(Figure record extracts)
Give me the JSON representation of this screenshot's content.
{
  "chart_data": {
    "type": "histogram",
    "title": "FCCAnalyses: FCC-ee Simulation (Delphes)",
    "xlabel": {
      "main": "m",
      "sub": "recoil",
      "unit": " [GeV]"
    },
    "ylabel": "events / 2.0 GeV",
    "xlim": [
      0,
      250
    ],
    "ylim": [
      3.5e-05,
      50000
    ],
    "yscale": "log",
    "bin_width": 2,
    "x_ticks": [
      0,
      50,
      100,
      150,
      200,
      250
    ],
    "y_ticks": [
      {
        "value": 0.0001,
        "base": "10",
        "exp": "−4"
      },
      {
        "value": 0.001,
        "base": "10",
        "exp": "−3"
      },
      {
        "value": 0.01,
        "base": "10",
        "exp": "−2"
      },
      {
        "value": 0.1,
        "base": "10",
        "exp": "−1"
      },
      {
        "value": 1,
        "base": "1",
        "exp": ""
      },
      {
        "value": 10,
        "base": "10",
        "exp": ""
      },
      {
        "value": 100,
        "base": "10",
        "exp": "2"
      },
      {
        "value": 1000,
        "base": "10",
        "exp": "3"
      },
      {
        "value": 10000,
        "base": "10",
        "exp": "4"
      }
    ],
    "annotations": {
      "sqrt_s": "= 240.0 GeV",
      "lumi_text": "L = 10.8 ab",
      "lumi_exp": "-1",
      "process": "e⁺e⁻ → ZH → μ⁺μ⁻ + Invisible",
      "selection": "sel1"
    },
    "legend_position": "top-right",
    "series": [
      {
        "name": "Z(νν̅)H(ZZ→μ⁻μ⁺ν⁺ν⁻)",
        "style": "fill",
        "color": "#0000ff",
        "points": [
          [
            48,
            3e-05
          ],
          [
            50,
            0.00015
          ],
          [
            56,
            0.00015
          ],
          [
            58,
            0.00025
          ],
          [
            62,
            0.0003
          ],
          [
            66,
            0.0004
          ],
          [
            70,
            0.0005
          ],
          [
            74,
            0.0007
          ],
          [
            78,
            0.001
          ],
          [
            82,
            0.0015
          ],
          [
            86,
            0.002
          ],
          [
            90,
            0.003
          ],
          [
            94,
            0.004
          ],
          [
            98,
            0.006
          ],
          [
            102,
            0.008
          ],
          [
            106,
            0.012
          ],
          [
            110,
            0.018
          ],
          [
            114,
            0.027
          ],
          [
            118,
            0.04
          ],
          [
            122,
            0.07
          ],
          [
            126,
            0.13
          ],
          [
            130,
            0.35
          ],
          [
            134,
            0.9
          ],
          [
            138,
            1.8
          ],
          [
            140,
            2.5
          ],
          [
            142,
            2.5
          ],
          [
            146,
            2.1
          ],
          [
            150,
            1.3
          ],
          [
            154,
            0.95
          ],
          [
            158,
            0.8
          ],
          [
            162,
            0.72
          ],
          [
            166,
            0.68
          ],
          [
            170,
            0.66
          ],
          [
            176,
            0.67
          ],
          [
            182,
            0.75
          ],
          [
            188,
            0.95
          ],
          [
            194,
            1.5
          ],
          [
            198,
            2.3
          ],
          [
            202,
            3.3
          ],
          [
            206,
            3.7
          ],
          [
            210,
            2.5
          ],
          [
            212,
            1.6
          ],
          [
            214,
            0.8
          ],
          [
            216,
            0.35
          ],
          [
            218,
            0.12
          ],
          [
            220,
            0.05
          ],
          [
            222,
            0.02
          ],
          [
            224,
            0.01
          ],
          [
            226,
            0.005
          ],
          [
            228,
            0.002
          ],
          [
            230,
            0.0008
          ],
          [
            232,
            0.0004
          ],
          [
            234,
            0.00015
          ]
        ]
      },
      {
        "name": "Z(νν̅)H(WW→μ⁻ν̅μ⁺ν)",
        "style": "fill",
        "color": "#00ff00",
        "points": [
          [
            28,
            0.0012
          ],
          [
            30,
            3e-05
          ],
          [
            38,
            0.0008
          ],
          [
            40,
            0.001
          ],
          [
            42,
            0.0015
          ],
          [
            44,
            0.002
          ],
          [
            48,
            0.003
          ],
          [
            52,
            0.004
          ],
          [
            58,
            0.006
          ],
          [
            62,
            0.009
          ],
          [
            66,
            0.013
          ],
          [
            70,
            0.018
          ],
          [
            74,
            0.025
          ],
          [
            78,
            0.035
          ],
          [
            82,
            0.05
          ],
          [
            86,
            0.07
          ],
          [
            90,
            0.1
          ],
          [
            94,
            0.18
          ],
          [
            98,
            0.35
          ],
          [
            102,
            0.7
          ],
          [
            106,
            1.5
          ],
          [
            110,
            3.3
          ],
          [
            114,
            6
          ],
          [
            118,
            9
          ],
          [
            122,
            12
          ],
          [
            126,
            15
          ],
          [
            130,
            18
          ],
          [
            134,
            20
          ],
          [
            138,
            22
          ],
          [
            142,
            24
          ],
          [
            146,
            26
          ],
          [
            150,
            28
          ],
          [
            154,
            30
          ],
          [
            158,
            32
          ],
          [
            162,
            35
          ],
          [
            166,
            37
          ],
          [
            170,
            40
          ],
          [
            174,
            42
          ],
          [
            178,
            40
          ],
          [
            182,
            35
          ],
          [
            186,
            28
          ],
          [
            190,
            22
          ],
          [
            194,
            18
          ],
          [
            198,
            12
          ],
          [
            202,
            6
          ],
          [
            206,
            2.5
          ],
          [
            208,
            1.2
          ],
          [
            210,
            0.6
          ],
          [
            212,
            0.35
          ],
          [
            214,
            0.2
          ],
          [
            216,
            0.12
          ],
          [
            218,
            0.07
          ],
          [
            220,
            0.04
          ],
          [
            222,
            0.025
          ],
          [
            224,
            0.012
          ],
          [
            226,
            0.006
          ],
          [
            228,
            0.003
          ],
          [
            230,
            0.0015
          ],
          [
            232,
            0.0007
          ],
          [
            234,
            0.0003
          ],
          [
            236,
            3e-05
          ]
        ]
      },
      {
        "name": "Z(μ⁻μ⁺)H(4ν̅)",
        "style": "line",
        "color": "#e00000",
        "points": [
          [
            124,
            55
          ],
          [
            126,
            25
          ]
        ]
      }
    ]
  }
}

**Prompt**:
Faithfully copy every entry, leaving nothing out.

**The completed task**:
Give me the JSON representation of this screenshot's content.
{
  "chart_data": {
    "type": "histogram",
    "title": "FCCAnalyses: FCC-ee Simulation (Delphes)",
    "xlabel": {
      "main": "m",
      "sub": "recoil",
      "unit": " [GeV]"
    },
    "ylabel": "events / 2.0 GeV",
    "xlim": [
      0,
      250
    ],
    "ylim": [
      3.5e-05,
      50000
    ],
    "yscale": "log",
    "bin_width": 2,
    "x_ticks": [
      0,
      50,
      100,
      150,
      200,
      250
    ],
    "y_ticks": [
      {
        "value": 0.0001,
        "base": "10",
        "exp": "−4"
      },
      {
        "value": 0.001,
        "base": "10",
        "exp": "−3"
      },
      {
        "value": 0.01,
        "base": "10",
        "exp": "−2"
      },
      {
        "value": 0.1,
        "base": "10",
        "exp": "−1"
      },
      {
        "value": 1,
        "base": "1",
        "exp": ""
      },
      {
        "value": 10,
        "base": "10",
        "exp": ""
      },
      {
        "value": 100,
        "base": "10",
        "exp": "2"
      },
      {
        "value": 1000,
        "base": "10",
        "exp": "3"
      },
      {
        "value": 10000,
        "base": "10",
        "exp": "4"
      }
    ],
    "annotations": {
      "sqrt_s": "= 240.0 GeV",
      "lumi_text": "L = 10.8 ab",
      "lumi_exp": "-1",
      "process": "e⁺e⁻ → ZH → μ⁺μ⁻ + Invisible",
      "selection": "sel1"
    },
    "legend_position": "top-right",
    "series": [
      {
        "name": "Z(νν̅)H(ZZ→μ⁻μ⁺ν⁺ν⁻)",
        "style": "fill",
        "color": "#0000ff",
        "points": [
          [
            48,
            3e-05
          ],
          [
            50,
            0.00015
          ],
          [
            56,
            0.00015
          ],
          [
            58,
            0.00025
          ],
          [
            62,
            0.0003
          ],
          [
            66,
            0.0004
          ],
          [
            70,
            0.0005
          ],
          [
            74,
            0.0007
          ],
          [
            78,
            0.001
          ],
          [
            82,
            0.0015
          ],
          [
            86,
            0.002
          ],
          [
            90,
            0.003
          ],
          [
            94,
            0.004
          ],
          [
            98,
            0.006
          ],
          [
            102,
            0.008
          ],
          [
            106,
            0.012
          ],
          [
            110,
            0.018
          ],
          [
            114,
            0.027
          ],
          [
            118,
            0.04
          ],
          [
            122,
            0.07
          ],
          [
            126,
            0.13
          ],
          [
            130,
            0.35
          ],
          [
            134,
            0.9
          ],
          [
            138,
            1.8
          ],
          [
            140,
            2.5
          ],
          [
            142,
            2.5
          ],
          [
            146,
            2.1
          ],
          [
            150,
            1.3
          ],
          [
            154,
            0.95
          ],
          [
            158,
            0.8
          ],
          [
            162,
            0.72
          ],
          [
            166,
            0.68
          ],
          [
            170,
            0.66
          ],
          [
            176,
            0.67
          ],
          [
            182,
            0.75
          ],
          [
            188,
            0.95
          ],
          [
            194,
            1.5
          ],
          [
            198,
            2.3
          ],
          [
            202,
            3.3
          ],
          [
            206,
            3.7
          ],
          [
            210,
            2.5
          ],
          [
            212,
            1.6
          ],
          [
            214,
            0.8
          ],
          [
            216,
            0.35
          ],
          [
            218,
            0.12
          ],
          [
            220,
            0.05
          ],
          [
            222,
            0.02
          ],
          [
            224,
            0.01
          ],
          [
            226,
            0.005
          ],
          [
            228,
            0.002
          ],
          [
            230,
            0.0008
          ],
          [
            232,
            0.0004
          ],
          [
            234,
            0.00015
          ]
        ]
      },
      {
        "name": "Z(νν̅)H(WW→μ⁻ν̅μ⁺ν)",
        "style": "fill",
        "color": "#00ff00",
        "points": [
          [
            28,
            0.0012
          ],
          [
            30,
            3e-05
          ],
          [
            38,
            0.0008
          ],
          [
            40,
            0.001
          ],
          [
            42,
            0.0015
          ],
          [
            44,
            0.002
          ],
          [
            48,
            0.003
          ],
          [
            52,
            0.004
          ],
          [
            58,
            0.006
          ],
          [
            62,
            0.009
          ],
          [
            66,
            0.013
          ],
          [
            70,
            0.018
          ],
          [
            74,
            0.025
          ],
          [
            78,
            0.035
          ],
          [
            82,
            0.05
          ],
          [
            86,
            0.07
          ],
          [
            90,
            0.1
          ],
          [
            94,
            0.18
          ],
          [
            98,
            0.35
          ],
          [
            102,
            0.7
          ],
          [
            106,
            1.5
          ],
          [
            110,
            3.3
          ],
          [
            114,
            6
          ],
          [
            118,
            9
          ],
          [
            122,
            12
          ],
          [
            126,
            15
          ],
          [
            130,
            18
          ],
          [
            134,
            20
          ],
          [
            138,
            22
          ],
          [
            142,
            24
          ],
          [
            146,
            26
          ],
          [
            150,
            28
          ],
          [
            154,
            30
          ],
          [
            158,
            32
          ],
          [
            162,
            35
          ],
          [
            166,
            37
          ],
          [
            170,
            40
          ],
          [
            174,
            42
          ],
          [
            178,
            40
          ],
          [
            182,
            35
          ],
          [
            186,
            28
          ],
          [
            190,
            22
          ],
          [
            194,
            18
          ],
          [
            198,
            12
          ],
          [
            202,
            6
          ],
          [
            206,
            2.5
          ],
          [
            208,
            1.2
          ],
          [
            210,
            0.6
          ],
          [
            212,
            0.35
          ],
          [
            214,
            0.2
          ],
          [
            216,
            0.12
          ],
          [
            218,
            0.07
          ],
          [
            220,
            0.04
          ],
          [
            222,
            0.025
          ],
          [
            224,
            0.012
          ],
          [
            226,
            0.006
          ],
          [
            228,
            0.003
          ],
          [
            230,
            0.0015
          ],
          [
            232,
            0.0007
          ],
          [
            234,
            0.0003
          ],
          [
            236,
            3e-05
          ]
        ]
      },
      {
        "name": "Z(μ⁻μ⁺)H(4ν̅)",
        "style": "line",
        "color": "#e00000",
        "points": [
          [
            124,
            55
          ],
          [
            126,
            25
          ]
        ]
      }
    ]
  }
}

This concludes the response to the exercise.